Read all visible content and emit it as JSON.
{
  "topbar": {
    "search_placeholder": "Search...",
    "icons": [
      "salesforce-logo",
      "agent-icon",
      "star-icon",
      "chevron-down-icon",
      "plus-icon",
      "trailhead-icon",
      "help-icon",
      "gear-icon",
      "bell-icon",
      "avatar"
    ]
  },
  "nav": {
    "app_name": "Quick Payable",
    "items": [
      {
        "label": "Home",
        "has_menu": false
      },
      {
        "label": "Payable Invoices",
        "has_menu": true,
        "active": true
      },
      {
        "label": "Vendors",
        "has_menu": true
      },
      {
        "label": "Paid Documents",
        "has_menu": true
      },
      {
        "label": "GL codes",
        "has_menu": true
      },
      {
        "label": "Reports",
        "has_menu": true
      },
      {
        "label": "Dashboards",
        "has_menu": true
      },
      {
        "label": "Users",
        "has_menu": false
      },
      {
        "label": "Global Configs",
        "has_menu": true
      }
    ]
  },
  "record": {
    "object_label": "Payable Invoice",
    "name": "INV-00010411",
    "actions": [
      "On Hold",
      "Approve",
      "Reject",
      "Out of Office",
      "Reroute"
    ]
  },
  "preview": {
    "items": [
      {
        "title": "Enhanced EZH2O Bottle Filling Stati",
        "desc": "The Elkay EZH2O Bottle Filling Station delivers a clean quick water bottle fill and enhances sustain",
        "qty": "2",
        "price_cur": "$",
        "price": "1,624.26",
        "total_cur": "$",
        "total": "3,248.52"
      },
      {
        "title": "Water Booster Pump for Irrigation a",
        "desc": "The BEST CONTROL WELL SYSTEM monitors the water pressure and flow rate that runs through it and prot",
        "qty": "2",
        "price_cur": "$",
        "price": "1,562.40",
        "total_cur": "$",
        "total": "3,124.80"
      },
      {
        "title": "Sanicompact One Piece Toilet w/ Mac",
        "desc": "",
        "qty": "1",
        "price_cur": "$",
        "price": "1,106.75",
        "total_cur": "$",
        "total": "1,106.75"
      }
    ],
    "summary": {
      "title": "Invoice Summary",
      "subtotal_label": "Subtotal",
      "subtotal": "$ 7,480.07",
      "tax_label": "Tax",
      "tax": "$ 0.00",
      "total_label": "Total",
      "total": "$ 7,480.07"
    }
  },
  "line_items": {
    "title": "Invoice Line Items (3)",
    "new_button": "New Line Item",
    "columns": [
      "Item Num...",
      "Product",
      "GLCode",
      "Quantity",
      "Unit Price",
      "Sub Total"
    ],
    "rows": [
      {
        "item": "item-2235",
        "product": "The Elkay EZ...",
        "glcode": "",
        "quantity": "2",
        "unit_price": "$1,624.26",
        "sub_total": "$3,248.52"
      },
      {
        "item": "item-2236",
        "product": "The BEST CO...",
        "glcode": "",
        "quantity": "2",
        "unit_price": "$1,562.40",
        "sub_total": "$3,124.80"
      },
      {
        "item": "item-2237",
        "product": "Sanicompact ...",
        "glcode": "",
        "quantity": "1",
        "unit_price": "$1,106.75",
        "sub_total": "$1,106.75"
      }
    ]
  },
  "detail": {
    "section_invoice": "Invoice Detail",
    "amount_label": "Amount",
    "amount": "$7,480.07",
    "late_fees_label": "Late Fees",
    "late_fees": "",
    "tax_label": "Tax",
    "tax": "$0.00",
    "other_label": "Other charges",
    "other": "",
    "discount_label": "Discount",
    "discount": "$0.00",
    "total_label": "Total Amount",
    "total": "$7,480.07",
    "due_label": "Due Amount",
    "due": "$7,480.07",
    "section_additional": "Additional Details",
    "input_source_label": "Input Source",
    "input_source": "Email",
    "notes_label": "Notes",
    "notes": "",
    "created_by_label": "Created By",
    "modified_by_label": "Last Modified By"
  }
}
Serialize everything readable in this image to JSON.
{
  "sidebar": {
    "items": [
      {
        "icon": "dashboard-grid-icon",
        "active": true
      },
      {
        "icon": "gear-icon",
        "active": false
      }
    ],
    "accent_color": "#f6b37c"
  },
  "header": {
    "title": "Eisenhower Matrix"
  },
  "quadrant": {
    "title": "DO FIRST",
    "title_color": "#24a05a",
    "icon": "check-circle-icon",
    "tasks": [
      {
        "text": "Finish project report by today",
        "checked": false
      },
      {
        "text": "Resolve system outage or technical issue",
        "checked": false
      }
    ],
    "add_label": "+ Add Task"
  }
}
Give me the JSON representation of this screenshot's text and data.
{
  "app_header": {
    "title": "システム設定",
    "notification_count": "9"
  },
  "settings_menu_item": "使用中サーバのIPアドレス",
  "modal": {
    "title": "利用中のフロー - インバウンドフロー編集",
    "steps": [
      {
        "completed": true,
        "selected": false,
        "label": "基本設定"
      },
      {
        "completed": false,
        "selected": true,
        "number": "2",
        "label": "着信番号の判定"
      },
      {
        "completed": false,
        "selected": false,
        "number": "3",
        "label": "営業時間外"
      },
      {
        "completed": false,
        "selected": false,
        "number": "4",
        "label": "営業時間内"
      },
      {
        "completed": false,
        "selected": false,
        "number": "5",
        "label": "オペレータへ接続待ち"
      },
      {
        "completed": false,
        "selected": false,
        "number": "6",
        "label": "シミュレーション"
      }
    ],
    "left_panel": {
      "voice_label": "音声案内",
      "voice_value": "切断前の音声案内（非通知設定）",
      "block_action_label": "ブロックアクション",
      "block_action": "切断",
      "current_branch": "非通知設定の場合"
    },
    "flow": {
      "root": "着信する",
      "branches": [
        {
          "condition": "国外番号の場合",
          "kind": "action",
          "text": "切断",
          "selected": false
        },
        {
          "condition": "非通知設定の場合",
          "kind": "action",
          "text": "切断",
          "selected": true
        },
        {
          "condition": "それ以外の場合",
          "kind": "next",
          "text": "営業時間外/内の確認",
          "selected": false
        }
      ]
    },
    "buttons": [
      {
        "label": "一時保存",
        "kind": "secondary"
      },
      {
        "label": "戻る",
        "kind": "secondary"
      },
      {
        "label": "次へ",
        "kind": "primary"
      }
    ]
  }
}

**TASK STATEMENT**. Identify the lines above that contain the word "condition", then copy them.

**FULL ANSWER**.
          "condition": "国外番号の場合",
          "condition": "非通知設定の場合",
          "condition": "それ以外の場合",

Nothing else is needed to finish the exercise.